-- REQUEST --
Using the data below, copy each line that includes the word "Maximum".

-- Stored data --

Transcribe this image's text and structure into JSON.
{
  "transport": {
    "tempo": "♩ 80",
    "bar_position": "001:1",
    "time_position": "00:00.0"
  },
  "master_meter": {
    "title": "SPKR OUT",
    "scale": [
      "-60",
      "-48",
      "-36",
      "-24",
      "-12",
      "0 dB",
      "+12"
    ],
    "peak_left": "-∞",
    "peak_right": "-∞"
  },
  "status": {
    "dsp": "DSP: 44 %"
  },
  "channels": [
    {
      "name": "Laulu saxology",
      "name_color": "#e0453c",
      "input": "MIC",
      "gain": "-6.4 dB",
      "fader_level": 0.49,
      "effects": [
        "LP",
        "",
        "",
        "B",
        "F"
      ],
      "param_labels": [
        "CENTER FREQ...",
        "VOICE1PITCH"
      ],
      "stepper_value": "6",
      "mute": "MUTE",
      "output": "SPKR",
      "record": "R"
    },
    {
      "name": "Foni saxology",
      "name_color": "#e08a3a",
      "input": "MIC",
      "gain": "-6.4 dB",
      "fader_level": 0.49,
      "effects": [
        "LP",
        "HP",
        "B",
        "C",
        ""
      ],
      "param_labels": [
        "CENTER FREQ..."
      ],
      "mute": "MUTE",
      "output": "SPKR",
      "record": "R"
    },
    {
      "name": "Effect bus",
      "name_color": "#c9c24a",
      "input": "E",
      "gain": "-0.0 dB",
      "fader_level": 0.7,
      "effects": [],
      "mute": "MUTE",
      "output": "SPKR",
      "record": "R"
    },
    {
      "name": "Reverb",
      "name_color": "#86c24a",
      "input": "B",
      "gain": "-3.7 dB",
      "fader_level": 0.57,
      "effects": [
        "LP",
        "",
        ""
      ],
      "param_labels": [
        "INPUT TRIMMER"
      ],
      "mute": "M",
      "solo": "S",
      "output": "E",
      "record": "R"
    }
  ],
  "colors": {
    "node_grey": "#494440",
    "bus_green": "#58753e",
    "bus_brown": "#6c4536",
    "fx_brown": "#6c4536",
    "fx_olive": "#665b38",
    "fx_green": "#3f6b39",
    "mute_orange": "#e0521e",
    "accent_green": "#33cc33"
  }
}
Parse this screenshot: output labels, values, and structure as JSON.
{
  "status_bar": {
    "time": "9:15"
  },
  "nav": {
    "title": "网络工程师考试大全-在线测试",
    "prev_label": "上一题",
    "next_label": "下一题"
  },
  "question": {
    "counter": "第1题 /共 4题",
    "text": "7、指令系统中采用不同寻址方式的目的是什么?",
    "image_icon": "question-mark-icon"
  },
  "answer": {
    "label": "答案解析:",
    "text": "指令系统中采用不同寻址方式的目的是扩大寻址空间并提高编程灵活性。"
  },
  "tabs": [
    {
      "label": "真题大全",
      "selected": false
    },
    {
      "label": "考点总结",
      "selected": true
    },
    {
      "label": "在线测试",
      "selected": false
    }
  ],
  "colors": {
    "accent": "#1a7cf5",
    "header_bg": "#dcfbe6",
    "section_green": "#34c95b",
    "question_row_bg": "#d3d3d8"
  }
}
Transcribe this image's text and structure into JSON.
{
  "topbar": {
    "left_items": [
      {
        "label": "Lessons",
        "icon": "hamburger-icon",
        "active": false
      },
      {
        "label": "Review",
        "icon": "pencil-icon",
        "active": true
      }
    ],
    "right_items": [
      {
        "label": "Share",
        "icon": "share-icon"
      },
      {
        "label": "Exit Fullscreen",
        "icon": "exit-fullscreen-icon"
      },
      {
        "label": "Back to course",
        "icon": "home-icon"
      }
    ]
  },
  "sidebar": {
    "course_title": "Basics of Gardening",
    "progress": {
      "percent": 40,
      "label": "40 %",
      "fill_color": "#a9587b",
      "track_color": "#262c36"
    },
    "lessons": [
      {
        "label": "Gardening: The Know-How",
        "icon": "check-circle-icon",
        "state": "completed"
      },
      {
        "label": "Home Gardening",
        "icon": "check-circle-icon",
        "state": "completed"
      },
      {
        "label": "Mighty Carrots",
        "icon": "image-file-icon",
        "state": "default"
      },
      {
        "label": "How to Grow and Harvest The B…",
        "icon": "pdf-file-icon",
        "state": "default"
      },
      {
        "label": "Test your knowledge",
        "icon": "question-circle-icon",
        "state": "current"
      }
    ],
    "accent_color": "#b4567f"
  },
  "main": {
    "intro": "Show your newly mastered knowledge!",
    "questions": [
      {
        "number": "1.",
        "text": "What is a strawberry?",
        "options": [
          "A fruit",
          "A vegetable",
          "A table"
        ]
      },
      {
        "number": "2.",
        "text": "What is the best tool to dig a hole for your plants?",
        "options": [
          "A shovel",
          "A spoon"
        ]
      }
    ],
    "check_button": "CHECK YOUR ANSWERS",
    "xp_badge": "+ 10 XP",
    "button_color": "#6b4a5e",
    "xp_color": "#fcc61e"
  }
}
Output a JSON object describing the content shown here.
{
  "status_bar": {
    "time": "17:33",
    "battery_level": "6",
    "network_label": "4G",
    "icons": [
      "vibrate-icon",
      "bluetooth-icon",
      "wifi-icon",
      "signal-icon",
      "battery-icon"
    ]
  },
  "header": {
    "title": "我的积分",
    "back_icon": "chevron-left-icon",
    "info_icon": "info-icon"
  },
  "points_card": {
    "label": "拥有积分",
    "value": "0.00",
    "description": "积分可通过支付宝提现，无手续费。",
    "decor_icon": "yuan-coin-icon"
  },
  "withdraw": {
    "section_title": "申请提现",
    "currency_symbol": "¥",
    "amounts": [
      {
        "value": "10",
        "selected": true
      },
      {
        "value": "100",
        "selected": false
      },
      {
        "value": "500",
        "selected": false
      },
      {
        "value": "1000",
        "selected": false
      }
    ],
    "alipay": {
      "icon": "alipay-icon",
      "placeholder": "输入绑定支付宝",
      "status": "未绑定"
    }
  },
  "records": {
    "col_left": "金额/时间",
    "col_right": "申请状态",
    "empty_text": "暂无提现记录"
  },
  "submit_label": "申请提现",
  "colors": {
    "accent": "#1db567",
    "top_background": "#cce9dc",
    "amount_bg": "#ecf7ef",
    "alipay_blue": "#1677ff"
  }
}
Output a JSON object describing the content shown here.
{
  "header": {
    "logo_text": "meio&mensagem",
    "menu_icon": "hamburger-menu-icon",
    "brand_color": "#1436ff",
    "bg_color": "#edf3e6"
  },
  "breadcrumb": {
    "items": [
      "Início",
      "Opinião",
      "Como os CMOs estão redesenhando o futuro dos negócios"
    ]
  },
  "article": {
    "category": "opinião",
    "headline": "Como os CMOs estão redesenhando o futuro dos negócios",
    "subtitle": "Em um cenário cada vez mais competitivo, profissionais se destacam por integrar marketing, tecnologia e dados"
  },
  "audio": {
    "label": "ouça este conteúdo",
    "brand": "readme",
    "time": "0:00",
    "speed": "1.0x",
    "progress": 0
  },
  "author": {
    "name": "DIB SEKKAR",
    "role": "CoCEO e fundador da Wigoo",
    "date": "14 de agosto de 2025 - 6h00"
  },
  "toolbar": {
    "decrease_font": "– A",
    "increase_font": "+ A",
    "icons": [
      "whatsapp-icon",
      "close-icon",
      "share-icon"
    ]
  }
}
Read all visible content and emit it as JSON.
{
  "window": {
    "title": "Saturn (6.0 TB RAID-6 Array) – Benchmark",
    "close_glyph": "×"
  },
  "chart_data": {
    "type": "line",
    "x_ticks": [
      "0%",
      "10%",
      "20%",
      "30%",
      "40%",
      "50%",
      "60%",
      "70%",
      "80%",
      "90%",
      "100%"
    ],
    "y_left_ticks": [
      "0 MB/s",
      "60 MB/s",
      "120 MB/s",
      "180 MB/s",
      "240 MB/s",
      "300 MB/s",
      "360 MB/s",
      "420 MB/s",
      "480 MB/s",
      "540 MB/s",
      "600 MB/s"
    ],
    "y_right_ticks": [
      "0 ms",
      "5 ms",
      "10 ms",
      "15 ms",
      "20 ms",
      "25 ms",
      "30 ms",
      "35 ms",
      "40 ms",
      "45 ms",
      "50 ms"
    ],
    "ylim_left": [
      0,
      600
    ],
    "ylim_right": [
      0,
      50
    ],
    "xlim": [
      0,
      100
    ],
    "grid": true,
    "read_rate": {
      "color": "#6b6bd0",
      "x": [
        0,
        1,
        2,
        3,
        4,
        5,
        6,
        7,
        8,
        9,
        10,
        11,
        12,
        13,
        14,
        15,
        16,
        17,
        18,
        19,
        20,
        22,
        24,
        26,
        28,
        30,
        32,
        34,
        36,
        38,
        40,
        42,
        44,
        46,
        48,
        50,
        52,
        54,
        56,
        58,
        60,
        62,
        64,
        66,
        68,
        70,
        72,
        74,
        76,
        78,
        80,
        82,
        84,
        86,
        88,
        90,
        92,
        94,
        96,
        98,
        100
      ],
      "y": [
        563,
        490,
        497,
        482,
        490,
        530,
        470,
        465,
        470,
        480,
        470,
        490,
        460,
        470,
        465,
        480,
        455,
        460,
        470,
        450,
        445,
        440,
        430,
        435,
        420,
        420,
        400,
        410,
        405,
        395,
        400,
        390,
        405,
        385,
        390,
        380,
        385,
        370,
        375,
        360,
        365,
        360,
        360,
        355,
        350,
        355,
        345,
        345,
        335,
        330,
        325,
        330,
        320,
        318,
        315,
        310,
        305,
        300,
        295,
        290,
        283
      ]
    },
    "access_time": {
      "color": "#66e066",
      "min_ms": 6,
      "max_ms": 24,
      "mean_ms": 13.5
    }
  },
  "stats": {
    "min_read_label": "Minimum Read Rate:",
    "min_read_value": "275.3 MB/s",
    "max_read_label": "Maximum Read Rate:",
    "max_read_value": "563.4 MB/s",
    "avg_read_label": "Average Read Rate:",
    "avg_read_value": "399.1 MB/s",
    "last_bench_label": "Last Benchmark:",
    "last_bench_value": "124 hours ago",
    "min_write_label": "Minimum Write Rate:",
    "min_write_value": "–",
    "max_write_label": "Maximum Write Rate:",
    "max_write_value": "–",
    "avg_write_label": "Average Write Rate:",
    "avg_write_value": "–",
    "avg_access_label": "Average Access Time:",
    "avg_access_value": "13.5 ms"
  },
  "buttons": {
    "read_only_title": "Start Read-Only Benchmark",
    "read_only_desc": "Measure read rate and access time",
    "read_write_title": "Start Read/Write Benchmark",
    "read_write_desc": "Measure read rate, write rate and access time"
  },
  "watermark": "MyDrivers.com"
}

-- RESULT --
    "max_read_label": "Maximum Read Rate:",
    "max_write_label": "Maximum Write Rate:",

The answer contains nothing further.